>> Begin

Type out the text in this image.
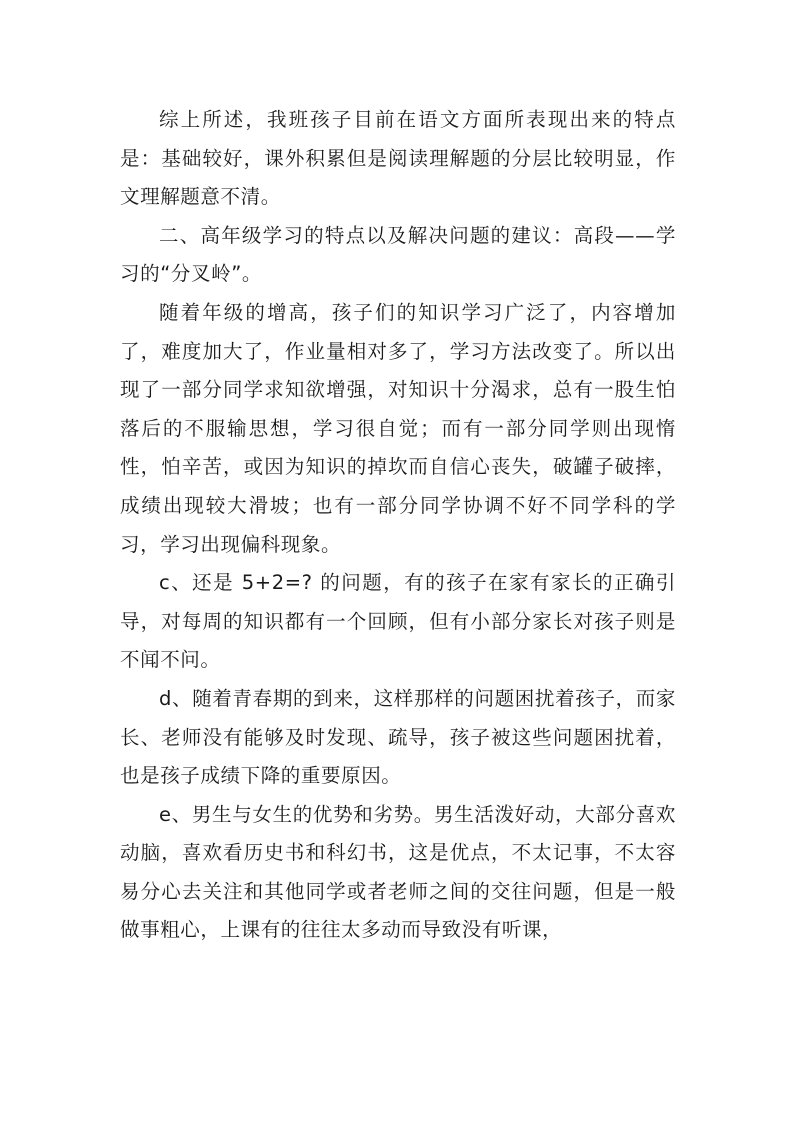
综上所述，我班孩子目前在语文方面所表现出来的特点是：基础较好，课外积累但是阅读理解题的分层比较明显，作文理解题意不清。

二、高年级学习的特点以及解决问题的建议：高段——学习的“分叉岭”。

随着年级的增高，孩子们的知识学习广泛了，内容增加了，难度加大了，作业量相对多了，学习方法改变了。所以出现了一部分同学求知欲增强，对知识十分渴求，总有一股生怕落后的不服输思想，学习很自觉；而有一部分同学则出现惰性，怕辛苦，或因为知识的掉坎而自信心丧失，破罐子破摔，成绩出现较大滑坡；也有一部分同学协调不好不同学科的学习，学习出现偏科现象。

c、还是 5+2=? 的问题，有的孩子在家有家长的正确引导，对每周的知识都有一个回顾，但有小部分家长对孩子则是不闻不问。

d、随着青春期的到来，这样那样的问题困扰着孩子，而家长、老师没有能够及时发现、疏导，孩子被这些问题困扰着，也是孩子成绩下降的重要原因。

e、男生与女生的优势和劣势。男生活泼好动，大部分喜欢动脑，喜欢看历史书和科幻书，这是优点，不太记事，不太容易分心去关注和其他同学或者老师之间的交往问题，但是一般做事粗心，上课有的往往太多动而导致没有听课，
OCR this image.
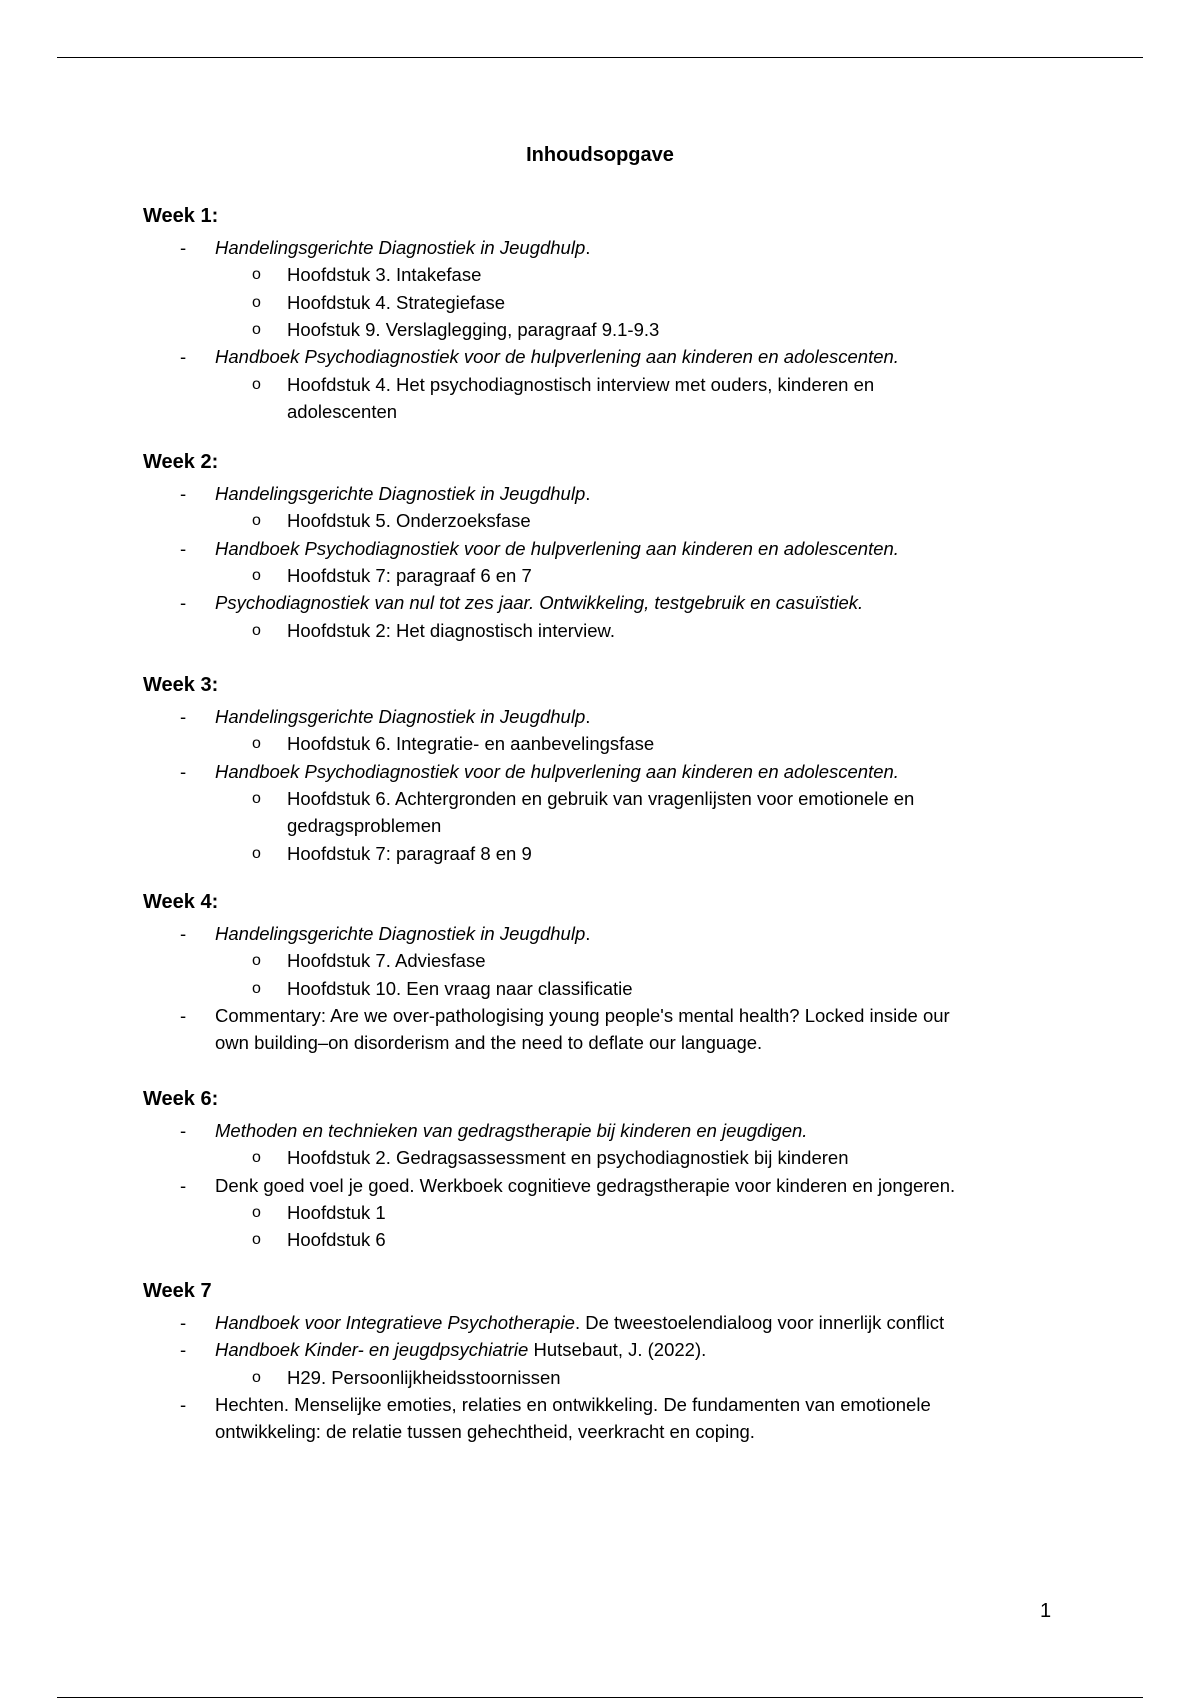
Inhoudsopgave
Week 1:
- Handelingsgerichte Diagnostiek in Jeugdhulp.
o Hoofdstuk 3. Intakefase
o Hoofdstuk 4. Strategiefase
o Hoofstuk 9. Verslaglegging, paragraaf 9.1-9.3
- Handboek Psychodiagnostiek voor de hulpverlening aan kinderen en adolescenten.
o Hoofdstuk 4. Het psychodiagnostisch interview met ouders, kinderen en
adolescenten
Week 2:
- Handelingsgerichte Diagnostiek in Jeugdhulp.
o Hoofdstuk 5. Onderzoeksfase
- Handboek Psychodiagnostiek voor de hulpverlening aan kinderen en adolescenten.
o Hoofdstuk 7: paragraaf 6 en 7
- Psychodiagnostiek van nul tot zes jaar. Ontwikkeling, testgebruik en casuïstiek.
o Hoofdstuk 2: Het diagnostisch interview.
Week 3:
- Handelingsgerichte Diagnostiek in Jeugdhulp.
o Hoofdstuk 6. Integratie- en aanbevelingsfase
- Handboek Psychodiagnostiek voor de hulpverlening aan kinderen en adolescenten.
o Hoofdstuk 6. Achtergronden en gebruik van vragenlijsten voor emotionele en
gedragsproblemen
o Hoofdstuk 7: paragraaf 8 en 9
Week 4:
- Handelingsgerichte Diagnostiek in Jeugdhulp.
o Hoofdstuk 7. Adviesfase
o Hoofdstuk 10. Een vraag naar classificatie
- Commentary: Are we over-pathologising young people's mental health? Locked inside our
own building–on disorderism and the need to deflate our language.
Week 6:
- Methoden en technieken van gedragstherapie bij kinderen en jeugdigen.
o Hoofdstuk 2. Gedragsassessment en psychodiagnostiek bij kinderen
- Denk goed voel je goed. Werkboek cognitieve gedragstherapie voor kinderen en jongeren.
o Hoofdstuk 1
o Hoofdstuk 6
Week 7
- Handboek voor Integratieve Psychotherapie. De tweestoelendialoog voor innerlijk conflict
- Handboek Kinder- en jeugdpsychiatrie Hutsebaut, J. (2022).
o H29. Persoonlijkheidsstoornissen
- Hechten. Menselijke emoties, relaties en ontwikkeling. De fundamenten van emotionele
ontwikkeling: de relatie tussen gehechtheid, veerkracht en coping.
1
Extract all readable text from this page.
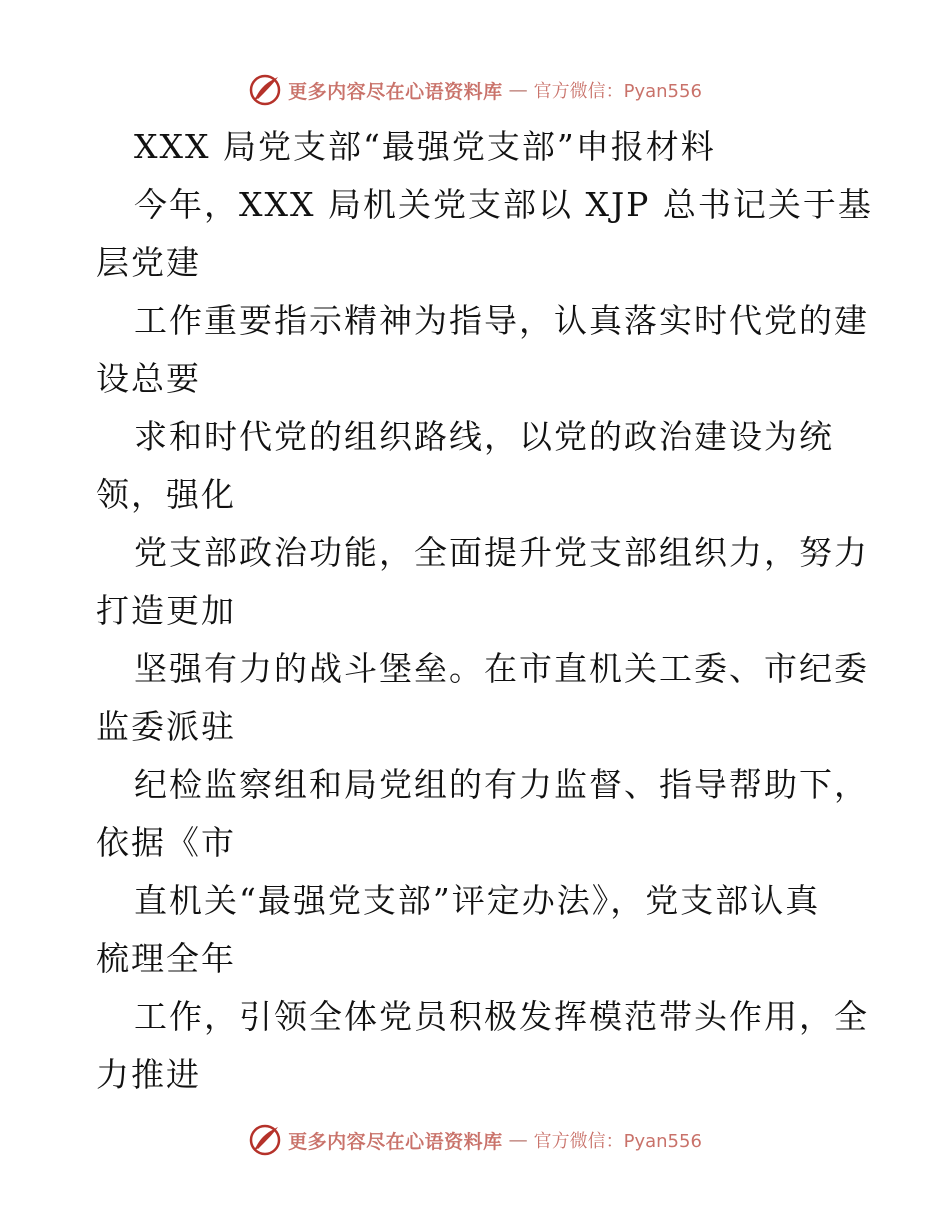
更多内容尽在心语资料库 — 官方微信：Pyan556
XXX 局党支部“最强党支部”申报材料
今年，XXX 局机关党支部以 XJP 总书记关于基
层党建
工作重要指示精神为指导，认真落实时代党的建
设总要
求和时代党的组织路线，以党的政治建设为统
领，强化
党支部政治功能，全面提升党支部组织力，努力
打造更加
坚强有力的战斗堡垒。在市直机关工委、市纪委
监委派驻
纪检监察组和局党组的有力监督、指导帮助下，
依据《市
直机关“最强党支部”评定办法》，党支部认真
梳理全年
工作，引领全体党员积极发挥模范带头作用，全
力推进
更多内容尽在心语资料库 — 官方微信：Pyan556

>> End

=== EXERCISE TASK ===
In the data above, tally the lines holding "interview" and answer with the figure only.

=== COMPLETE OUTPUT ===
2